▸ Your task
How many lines of the material contain the string "environment"? Treat uppercase and lowercase as different, and reply with the count alone.
★ ★ ★ ★
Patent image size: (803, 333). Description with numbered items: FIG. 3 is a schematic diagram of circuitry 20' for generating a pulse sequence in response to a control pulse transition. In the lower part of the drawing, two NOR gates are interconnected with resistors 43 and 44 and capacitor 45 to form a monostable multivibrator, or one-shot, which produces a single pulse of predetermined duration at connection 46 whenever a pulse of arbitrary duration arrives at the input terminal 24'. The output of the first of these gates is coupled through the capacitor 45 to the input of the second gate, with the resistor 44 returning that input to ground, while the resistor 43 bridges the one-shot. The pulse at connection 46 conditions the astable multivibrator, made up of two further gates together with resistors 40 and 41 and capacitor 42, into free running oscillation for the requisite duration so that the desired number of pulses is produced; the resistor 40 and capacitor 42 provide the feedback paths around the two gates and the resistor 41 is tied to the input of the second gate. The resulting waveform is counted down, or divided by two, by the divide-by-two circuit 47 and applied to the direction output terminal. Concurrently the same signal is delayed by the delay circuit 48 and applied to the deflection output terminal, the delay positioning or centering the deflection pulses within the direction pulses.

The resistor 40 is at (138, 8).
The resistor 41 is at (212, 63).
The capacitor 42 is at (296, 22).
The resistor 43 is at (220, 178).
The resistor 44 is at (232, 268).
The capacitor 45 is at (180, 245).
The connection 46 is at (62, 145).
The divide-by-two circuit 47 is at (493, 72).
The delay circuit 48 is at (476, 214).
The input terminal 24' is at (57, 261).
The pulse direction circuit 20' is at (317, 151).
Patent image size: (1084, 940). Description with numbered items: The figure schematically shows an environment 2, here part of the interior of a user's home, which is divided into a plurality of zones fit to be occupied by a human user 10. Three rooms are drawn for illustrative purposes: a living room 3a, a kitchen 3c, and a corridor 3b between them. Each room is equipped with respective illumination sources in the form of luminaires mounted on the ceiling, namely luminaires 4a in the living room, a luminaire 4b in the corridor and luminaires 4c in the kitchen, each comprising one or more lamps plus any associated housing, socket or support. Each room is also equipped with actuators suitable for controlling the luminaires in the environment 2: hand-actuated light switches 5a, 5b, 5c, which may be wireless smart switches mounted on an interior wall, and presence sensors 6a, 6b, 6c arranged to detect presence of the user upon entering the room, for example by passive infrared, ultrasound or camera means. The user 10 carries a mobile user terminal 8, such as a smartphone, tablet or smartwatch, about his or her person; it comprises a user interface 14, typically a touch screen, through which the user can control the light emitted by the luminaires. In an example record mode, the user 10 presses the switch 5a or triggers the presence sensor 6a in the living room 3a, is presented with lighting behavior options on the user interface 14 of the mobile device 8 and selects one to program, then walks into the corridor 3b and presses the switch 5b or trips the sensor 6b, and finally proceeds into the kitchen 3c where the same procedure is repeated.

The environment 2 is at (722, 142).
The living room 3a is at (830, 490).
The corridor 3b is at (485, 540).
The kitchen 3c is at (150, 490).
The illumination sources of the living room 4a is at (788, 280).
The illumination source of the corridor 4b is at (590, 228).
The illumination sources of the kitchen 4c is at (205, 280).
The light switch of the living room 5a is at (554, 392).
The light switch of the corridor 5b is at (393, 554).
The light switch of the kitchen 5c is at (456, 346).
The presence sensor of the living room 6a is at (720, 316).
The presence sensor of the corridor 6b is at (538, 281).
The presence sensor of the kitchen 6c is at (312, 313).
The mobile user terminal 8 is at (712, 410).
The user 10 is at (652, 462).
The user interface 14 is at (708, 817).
★ ★ ★ ★
▸ Answer to the exercise
2